[Source data]
· · · ·

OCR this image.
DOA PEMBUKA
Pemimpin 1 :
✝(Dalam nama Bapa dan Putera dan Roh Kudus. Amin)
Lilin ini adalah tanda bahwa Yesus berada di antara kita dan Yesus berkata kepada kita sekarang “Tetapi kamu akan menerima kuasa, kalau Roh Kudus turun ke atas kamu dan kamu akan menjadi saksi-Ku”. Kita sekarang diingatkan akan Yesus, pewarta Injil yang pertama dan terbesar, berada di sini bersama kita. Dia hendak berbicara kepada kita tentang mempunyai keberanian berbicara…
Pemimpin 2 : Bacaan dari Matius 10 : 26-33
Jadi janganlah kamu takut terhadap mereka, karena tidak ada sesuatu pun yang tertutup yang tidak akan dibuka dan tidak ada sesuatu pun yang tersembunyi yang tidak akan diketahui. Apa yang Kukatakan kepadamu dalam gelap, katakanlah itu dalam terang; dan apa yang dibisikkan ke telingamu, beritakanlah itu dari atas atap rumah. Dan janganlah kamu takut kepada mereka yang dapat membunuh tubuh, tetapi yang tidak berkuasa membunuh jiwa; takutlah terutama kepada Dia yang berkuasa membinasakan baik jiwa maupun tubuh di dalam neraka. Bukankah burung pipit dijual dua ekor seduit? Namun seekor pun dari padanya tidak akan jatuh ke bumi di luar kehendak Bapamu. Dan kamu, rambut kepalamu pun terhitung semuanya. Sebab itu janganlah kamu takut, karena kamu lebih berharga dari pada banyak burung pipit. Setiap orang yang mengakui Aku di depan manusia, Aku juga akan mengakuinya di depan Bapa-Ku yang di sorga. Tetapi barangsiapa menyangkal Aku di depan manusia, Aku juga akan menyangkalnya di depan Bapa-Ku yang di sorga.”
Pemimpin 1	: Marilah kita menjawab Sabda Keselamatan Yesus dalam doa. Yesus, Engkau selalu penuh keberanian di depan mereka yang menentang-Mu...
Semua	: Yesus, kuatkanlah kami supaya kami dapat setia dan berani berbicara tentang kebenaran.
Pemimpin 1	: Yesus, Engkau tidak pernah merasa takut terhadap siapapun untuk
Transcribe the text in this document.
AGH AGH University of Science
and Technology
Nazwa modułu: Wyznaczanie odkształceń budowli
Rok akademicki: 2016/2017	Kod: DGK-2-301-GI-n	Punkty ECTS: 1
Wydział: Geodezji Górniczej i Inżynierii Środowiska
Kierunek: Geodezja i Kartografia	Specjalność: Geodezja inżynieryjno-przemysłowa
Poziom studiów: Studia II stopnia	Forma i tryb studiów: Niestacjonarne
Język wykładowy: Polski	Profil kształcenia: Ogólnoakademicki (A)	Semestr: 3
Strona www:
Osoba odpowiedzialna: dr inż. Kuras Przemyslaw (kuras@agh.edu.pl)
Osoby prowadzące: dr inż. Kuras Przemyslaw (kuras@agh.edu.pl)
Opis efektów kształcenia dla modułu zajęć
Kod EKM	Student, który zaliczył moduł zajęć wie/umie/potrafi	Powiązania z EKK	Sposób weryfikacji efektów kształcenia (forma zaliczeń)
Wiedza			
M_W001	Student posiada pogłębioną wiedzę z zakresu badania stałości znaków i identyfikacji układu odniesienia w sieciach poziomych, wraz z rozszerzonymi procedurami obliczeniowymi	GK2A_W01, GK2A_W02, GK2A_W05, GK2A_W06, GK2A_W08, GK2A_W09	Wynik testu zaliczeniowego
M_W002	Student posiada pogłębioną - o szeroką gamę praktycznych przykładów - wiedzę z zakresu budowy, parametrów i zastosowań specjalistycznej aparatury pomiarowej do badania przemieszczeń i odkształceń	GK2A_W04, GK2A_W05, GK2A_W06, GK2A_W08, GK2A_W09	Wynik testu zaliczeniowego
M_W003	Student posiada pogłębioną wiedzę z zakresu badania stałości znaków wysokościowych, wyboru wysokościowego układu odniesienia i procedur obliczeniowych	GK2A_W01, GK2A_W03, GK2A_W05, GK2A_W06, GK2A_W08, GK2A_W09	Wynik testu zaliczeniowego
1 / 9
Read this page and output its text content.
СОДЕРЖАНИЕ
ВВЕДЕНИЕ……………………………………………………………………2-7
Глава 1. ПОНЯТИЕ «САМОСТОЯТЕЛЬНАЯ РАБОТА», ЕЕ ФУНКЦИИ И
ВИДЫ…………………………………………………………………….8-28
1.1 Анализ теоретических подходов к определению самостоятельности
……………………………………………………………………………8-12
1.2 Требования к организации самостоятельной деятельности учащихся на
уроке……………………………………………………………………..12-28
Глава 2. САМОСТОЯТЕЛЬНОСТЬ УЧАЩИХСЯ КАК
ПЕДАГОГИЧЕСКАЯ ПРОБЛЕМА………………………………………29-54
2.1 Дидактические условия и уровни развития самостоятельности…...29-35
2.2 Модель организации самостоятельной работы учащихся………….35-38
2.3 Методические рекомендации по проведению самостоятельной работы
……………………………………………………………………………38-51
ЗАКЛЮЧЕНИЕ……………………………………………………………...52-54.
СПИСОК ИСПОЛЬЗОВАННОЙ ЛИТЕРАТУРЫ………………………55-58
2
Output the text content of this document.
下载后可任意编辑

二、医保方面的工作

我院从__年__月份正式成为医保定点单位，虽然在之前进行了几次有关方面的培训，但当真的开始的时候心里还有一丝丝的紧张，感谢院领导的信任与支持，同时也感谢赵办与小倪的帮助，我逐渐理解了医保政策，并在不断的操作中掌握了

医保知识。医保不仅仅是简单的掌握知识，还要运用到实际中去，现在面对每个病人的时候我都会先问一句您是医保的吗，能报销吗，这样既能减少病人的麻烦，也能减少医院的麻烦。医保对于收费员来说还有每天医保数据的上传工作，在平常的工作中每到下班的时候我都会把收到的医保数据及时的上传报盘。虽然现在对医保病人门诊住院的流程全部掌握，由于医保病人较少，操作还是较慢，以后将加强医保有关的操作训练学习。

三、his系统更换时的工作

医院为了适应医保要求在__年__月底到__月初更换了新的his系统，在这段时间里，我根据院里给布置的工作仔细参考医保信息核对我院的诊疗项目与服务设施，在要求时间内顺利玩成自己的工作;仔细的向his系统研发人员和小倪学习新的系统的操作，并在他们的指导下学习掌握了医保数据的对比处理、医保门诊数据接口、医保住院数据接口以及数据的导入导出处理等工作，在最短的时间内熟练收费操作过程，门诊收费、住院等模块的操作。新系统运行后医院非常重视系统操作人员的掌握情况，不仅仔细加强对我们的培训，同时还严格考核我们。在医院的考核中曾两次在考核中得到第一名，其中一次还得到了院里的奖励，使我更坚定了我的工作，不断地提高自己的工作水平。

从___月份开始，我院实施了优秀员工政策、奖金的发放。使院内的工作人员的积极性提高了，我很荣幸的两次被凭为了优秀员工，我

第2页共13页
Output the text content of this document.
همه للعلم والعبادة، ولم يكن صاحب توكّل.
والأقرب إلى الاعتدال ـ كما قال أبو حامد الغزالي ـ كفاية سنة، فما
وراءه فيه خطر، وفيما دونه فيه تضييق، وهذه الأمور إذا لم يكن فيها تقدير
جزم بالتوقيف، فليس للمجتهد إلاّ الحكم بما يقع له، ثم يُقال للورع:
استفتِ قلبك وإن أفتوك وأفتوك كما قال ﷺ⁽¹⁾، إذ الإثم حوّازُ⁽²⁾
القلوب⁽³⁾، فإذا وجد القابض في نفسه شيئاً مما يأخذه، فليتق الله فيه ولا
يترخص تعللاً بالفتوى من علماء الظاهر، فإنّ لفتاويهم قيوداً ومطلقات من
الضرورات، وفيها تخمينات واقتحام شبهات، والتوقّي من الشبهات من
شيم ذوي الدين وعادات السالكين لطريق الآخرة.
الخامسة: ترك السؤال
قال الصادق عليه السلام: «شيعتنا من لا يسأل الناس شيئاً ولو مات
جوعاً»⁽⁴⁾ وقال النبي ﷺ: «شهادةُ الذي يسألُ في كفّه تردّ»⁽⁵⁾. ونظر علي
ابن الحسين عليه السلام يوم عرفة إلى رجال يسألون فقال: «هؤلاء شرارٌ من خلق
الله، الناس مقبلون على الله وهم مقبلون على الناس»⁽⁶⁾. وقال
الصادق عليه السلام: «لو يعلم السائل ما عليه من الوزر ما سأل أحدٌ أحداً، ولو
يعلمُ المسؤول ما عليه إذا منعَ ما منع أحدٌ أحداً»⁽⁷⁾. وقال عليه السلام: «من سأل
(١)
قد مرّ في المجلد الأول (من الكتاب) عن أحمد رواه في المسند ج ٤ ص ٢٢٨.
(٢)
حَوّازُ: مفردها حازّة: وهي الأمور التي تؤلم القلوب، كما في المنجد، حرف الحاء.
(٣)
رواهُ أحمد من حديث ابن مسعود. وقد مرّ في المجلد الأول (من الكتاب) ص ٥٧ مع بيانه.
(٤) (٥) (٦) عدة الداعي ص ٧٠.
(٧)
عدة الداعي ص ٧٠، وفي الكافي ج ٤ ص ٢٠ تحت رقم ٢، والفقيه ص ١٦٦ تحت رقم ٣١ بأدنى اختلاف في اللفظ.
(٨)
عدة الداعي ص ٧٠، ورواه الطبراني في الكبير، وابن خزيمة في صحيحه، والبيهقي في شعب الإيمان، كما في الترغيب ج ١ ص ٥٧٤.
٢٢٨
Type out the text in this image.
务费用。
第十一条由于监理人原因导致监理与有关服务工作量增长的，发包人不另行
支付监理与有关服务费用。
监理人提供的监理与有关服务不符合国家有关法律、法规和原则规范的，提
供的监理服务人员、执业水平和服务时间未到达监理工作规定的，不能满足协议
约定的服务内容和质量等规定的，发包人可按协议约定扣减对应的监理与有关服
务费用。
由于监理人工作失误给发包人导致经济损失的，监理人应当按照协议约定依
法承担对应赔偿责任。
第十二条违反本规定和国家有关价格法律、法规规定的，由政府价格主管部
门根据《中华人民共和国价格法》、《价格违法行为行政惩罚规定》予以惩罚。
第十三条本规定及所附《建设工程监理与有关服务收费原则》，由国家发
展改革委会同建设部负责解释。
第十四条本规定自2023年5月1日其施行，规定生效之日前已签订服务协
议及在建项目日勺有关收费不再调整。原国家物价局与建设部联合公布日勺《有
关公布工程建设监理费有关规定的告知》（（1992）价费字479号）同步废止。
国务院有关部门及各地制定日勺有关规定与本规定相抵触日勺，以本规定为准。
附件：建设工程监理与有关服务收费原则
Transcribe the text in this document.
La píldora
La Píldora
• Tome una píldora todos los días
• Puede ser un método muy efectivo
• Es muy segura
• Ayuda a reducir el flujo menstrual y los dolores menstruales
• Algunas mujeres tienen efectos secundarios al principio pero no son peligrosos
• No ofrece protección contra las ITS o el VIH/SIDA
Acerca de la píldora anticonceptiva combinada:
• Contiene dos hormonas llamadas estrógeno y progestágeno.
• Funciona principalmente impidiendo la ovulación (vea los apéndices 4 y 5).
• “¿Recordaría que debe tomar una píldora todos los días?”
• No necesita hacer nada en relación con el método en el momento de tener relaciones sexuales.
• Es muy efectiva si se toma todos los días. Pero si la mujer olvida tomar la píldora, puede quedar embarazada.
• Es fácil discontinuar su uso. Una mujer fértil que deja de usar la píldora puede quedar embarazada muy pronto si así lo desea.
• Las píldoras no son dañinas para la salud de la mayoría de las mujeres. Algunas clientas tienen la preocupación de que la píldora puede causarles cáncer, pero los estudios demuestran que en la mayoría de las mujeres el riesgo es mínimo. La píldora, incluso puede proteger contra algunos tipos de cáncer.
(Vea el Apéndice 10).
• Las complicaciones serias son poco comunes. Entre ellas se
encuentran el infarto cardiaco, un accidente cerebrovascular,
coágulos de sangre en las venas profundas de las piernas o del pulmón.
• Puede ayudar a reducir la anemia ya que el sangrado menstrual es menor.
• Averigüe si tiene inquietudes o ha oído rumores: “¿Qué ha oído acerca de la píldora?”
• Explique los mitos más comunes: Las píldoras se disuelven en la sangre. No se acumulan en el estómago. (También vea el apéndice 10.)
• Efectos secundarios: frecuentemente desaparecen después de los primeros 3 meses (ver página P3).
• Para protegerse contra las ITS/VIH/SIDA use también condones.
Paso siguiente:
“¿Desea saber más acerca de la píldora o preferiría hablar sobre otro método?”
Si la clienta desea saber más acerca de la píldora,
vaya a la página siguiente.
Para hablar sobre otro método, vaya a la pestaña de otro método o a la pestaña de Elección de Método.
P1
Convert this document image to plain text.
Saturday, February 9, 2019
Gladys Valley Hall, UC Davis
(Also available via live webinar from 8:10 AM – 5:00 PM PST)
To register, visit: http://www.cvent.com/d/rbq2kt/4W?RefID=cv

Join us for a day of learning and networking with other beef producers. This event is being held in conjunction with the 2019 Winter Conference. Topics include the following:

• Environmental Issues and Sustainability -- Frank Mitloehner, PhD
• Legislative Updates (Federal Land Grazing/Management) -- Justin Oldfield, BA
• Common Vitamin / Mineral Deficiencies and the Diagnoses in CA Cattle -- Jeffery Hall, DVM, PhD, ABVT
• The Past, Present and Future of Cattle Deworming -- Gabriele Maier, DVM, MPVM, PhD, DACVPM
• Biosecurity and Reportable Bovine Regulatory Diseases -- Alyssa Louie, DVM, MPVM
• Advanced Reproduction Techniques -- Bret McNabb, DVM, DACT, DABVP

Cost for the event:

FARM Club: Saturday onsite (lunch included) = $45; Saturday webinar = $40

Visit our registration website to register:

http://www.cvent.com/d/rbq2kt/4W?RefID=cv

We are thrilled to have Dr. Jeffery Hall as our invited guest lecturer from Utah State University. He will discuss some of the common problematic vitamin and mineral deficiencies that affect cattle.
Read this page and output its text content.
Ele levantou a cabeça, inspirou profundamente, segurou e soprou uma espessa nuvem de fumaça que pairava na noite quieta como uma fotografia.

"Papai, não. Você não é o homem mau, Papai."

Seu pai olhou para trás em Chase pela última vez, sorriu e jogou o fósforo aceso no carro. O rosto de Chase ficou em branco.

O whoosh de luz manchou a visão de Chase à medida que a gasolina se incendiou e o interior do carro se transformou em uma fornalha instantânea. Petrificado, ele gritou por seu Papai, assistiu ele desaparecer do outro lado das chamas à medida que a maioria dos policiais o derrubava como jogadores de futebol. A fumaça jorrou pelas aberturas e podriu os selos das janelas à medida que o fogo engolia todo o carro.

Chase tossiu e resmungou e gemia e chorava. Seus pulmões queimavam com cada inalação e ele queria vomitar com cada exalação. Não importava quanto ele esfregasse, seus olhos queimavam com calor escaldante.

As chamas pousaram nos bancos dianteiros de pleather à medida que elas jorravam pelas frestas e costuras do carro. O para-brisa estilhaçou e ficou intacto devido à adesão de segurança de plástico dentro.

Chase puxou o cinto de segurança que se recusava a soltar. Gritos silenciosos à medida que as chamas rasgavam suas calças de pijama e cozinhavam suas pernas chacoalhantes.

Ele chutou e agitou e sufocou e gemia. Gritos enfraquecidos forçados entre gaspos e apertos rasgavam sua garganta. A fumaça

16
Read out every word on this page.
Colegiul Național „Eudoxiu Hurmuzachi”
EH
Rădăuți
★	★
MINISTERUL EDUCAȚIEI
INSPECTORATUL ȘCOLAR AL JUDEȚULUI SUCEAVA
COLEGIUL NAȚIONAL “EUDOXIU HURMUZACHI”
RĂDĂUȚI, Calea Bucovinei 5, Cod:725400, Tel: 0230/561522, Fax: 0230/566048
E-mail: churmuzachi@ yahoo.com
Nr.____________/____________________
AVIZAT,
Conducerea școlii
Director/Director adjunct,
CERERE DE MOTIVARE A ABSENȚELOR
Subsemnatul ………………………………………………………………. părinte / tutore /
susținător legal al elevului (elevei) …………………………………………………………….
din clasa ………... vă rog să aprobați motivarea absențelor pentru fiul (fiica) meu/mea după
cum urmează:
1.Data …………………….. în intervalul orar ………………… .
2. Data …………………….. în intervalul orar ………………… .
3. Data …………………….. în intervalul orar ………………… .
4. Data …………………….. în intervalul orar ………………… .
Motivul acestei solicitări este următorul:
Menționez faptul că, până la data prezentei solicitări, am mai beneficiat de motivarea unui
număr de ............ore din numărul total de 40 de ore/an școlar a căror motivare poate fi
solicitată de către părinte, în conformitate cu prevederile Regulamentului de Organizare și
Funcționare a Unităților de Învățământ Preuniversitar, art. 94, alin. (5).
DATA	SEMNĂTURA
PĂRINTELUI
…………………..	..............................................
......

· · · ·

Only the number is wanted: how many lines in the entries above contain the string "tentang"?

2